◆ **DATA**
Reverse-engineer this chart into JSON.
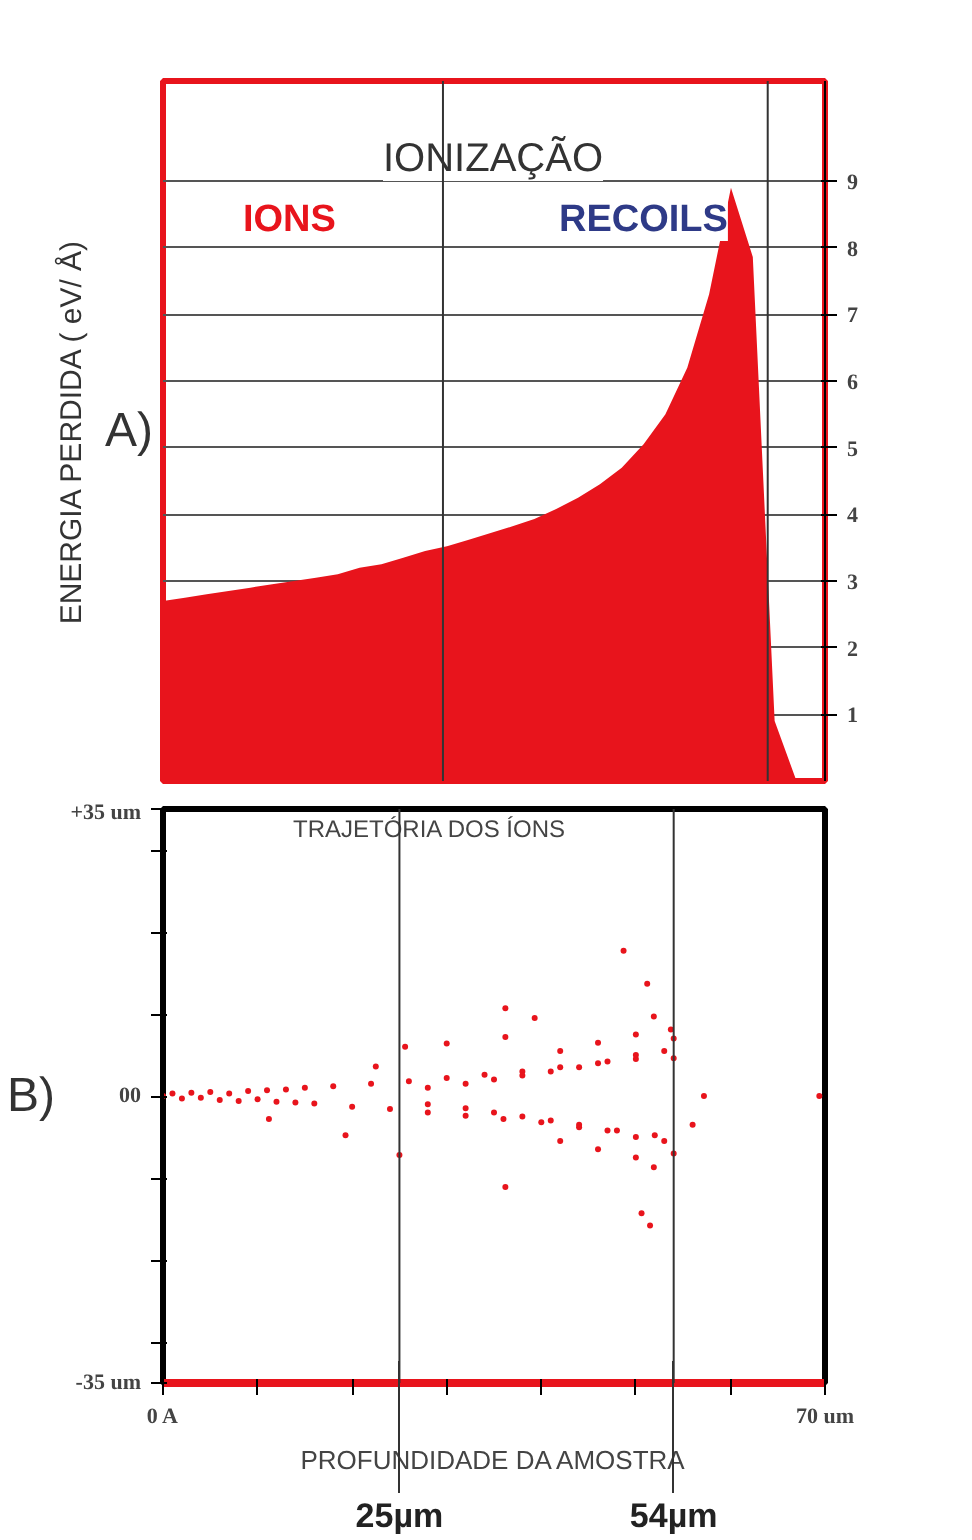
{
  "chart_data": [
    {
      "type": "area",
      "title": "IONIZAÇÃO",
      "ylabel": "ENERGIA PERDIDA ( eV/ Å)",
      "annotations": [
        "IONS",
        "RECOILS",
        "A)"
      ],
      "categories": [
        null,
        null,
        null,
        null,
        null,
        null,
        null,
        null,
        null,
        null,
        null,
        null,
        null,
        null,
        null,
        null,
        null,
        null,
        null,
        null,
        null,
        null,
        null,
        null,
        null,
        null,
        null,
        null,
        null,
        null
      ],
      "series": [
        {
          "color": "#e8141c",
          "values": [
            2.7,
            2.75,
            2.8,
            2.85,
            2.9,
            2.95,
            3.0,
            3.05,
            3.1,
            3.2,
            3.25,
            3.35,
            3.45,
            3.52,
            3.62,
            3.72,
            3.82,
            3.93,
            4.08,
            4.25,
            4.45,
            4.7,
            5.05,
            5.5,
            6.2,
            7.3,
            8.9,
            7.86,
            0.9,
            0
          ]
        }
      ],
      "ylim": [
        0,
        10.5
      ],
      "yticks": [
        1,
        2,
        3,
        4,
        5,
        6,
        7,
        8,
        9
      ],
      "grid": "y"
    },
    {
      "type": "scatter",
      "title": "TRAJETÓRIA DOS ÍONS",
      "xlabel": "PROFUNDIDADE DA AMOSTRA",
      "annotations": [
        "B)"
      ],
      "x": [
        0,
        1,
        2,
        3,
        4,
        5,
        6,
        7,
        8,
        9,
        10,
        11,
        12,
        13,
        14,
        15,
        16,
        18,
        20,
        22,
        24,
        26,
        28,
        30,
        32,
        34,
        36,
        38,
        40,
        42,
        44,
        46,
        48,
        50,
        52,
        54,
        56,
        57.2,
        11.2,
        19.3,
        22.5,
        25.6,
        30,
        36.2,
        39.3,
        48.7,
        51.2,
        36.2,
        51.9,
        53.7,
        25,
        36.2,
        51.5,
        50.6,
        51.9,
        28,
        32,
        35,
        38,
        41,
        44,
        47,
        50,
        53,
        28,
        32,
        35,
        38,
        41,
        44,
        47,
        50,
        53,
        42,
        46,
        50,
        54,
        42,
        46,
        50,
        54,
        69.4
      ],
      "series": [
        {
          "color": "#e8141c",
          "values": [
            0,
            0.3,
            -0.3,
            0.4,
            -0.2,
            0.5,
            -0.5,
            0.3,
            -0.6,
            0.6,
            -0.4,
            0.7,
            -0.7,
            0.8,
            -0.8,
            1.0,
            -0.9,
            1.2,
            -1.3,
            1.5,
            -1.6,
            1.8,
            -2.0,
            2.2,
            -2.4,
            2.6,
            -2.8,
            3.0,
            -3.2,
            3.5,
            -3.8,
            4.0,
            -4.2,
            4.5,
            -4.8,
            4.6,
            -3.5,
            0,
            -2.8,
            -4.8,
            3.6,
            6.0,
            6.4,
            10.7,
            9.5,
            17.7,
            13.7,
            7.2,
            9.7,
            8.1,
            -7.2,
            -11.1,
            -15.8,
            -14.3,
            -8.7,
            1.0,
            1.5,
            2.0,
            2.5,
            3.0,
            3.5,
            4.2,
            5.0,
            5.5,
            -1.0,
            -1.5,
            -2.0,
            -2.5,
            -3.0,
            -3.5,
            -4.2,
            -5.0,
            -5.5,
            5.5,
            6.5,
            7.5,
            7.0,
            -5.5,
            -6.5,
            -7.5,
            -7.0,
            0
          ]
        }
      ],
      "xlim": [
        0,
        70
      ],
      "ylim": [
        -35,
        35
      ],
      "marker": "circle",
      "grid": false,
      "xticks": [
        {
          "value": 0,
          "label": "0 A"
        },
        {
          "value": 10,
          "label": null
        },
        {
          "value": 20,
          "label": null
        },
        {
          "value": 30,
          "label": null
        },
        {
          "value": 40,
          "label": null
        },
        {
          "value": 50,
          "label": null
        },
        {
          "value": 60,
          "label": null
        },
        {
          "value": 70,
          "label": "70 um"
        }
      ],
      "yticks": [
        {
          "value": -35,
          "label": "-35 um"
        },
        {
          "value": -30,
          "label": null
        },
        {
          "value": -20,
          "label": null
        },
        {
          "value": -10,
          "label": null
        },
        {
          "value": 0,
          "label": "00"
        },
        {
          "value": 10,
          "label": null
        },
        {
          "value": 20,
          "label": null
        },
        {
          "value": 30,
          "label": null
        },
        {
          "value": 35,
          "label": "+35 um"
        }
      ],
      "ref_lines": [
        {
          "axis": "x",
          "value": 25,
          "label": "25µm"
        },
        {
          "axis": "x",
          "value": 54,
          "label": "54µm"
        }
      ]
    }
  ]
}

◆ **WHAT IS EXPECTED**
Write the records out once more, exactly as they appear, with no pictures.

◆ **TASK OUTPUT**
Reverse-engineer this chart into JSON.
{
  "chart_data": [
    {
      "type": "area",
      "title": "IONIZAÇÃO",
      "ylabel": "ENERGIA PERDIDA ( eV/ Å)",
      "annotations": [
        "IONS",
        "RECOILS",
        "A)"
      ],
      "categories": [
        null,
        null,
        null,
        null,
        null,
        null,
        null,
        null,
        null,
        null,
        null,
        null,
        null,
        null,
        null,
        null,
        null,
        null,
        null,
        null,
        null,
        null,
        null,
        null,
        null,
        null,
        null,
        null,
        null,
        null
      ],
      "series": [
        {
          "color": "#e8141c",
          "values": [
            2.7,
            2.75,
            2.8,
            2.85,
            2.9,
            2.95,
            3.0,
            3.05,
            3.1,
            3.2,
            3.25,
            3.35,
            3.45,
            3.52,
            3.62,
            3.72,
            3.82,
            3.93,
            4.08,
            4.25,
            4.45,
            4.7,
            5.05,
            5.5,
            6.2,
            7.3,
            8.9,
            7.86,
            0.9,
            0
          ]
        }
      ],
      "ylim": [
        0,
        10.5
      ],
      "yticks": [
        1,
        2,
        3,
        4,
        5,
        6,
        7,
        8,
        9
      ],
      "grid": "y"
    },
    {
      "type": "scatter",
      "title": "TRAJETÓRIA DOS ÍONS",
      "xlabel": "PROFUNDIDADE DA AMOSTRA",
      "annotations": [
        "B)"
      ],
      "x": [
        0,
        1,
        2,
        3,
        4,
        5,
        6,
        7,
        8,
        9,
        10,
        11,
        12,
        13,
        14,
        15,
        16,
        18,
        20,
        22,
        24,
        26,
        28,
        30,
        32,
        34,
        36,
        38,
        40,
        42,
        44,
        46,
        48,
        50,
        52,
        54,
        56,
        57.2,
        11.2,
        19.3,
        22.5,
        25.6,
        30,
        36.2,
        39.3,
        48.7,
        51.2,
        36.2,
        51.9,
        53.7,
        25,
        36.2,
        51.5,
        50.6,
        51.9,
        28,
        32,
        35,
        38,
        41,
        44,
        47,
        50,
        53,
        28,
        32,
        35,
        38,
        41,
        44,
        47,
        50,
        53,
        42,
        46,
        50,
        54,
        42,
        46,
        50,
        54,
        69.4
      ],
      "series": [
        {
          "color": "#e8141c",
          "values": [
            0,
            0.3,
            -0.3,
            0.4,
            -0.2,
            0.5,
            -0.5,
            0.3,
            -0.6,
            0.6,
            -0.4,
            0.7,
            -0.7,
            0.8,
            -0.8,
            1.0,
            -0.9,
            1.2,
            -1.3,
            1.5,
            -1.6,
            1.8,
            -2.0,
            2.2,
            -2.4,
            2.6,
            -2.8,
            3.0,
            -3.2,
            3.5,
            -3.8,
            4.0,
            -4.2,
            4.5,
            -4.8,
            4.6,
            -3.5,
            0,
            -2.8,
            -4.8,
            3.6,
            6.0,
            6.4,
            10.7,
            9.5,
            17.7,
            13.7,
            7.2,
            9.7,
            8.1,
            -7.2,
            -11.1,
            -15.8,
            -14.3,
            -8.7,
            1.0,
            1.5,
            2.0,
            2.5,
            3.0,
            3.5,
            4.2,
            5.0,
            5.5,
            -1.0,
            -1.5,
            -2.0,
            -2.5,
            -3.0,
            -3.5,
            -4.2,
            -5.0,
            -5.5,
            5.5,
            6.5,
            7.5,
            7.0,
            -5.5,
            -6.5,
            -7.5,
            -7.0,
            0
          ]
        }
      ],
      "xlim": [
        0,
        70
      ],
      "ylim": [
        -35,
        35
      ],
      "marker": "circle",
      "grid": false,
      "xticks": [
        {
          "value": 0,
          "label": "0 A"
        },
        {
          "value": 10,
          "label": null
        },
        {
          "value": 20,
          "label": null
        },
        {
          "value": 30,
          "label": null
        },
        {
          "value": 40,
          "label": null
        },
        {
          "value": 50,
          "label": null
        },
        {
          "value": 60,
          "label": null
        },
        {
          "value": 70,
          "label": "70 um"
        }
      ],
      "yticks": [
        {
          "value": -35,
          "label": "-35 um"
        },
        {
          "value": -30,
          "label": null
        },
        {
          "value": -20,
          "label": null
        },
        {
          "value": -10,
          "label": null
        },
        {
          "value": 0,
          "label": "00"
        },
        {
          "value": 10,
          "label": null
        },
        {
          "value": 20,
          "label": null
        },
        {
          "value": 30,
          "label": null
        },
        {
          "value": 35,
          "label": "+35 um"
        }
      ],
      "ref_lines": [
        {
          "axis": "x",
          "value": 25,
          "label": "25µm"
        },
        {
          "axis": "x",
          "value": 54,
          "label": "54µm"
        }
      ]
    }
  ]
}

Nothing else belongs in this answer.